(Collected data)
= = = = = = =

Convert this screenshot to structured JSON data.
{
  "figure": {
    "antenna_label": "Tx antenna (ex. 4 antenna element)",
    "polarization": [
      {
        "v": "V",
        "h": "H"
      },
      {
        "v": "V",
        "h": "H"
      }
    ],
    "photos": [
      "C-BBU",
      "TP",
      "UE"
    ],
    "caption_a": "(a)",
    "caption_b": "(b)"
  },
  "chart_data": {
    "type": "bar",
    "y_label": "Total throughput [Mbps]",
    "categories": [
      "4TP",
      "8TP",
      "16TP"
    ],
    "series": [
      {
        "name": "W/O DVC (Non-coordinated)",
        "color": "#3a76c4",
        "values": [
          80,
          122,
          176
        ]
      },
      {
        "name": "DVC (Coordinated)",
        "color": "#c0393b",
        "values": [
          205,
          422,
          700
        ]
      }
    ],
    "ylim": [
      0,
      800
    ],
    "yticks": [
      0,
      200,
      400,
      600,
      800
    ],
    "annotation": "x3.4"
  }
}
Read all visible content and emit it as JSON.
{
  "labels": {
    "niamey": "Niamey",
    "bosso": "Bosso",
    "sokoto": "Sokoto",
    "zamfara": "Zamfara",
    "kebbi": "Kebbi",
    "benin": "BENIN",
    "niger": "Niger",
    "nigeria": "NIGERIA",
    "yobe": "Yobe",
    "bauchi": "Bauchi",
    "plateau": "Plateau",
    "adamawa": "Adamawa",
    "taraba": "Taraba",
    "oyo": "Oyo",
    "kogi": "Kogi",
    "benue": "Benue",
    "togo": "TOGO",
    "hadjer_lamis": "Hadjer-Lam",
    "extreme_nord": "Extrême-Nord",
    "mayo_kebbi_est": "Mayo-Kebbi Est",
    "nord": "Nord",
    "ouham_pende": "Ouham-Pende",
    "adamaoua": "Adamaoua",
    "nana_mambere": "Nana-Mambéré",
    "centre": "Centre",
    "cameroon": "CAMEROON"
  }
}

= = = = = = =

**Aim of the exercise**
Give the number of lines that hold the word "name" in these records, with nothing added.

**Result below**
2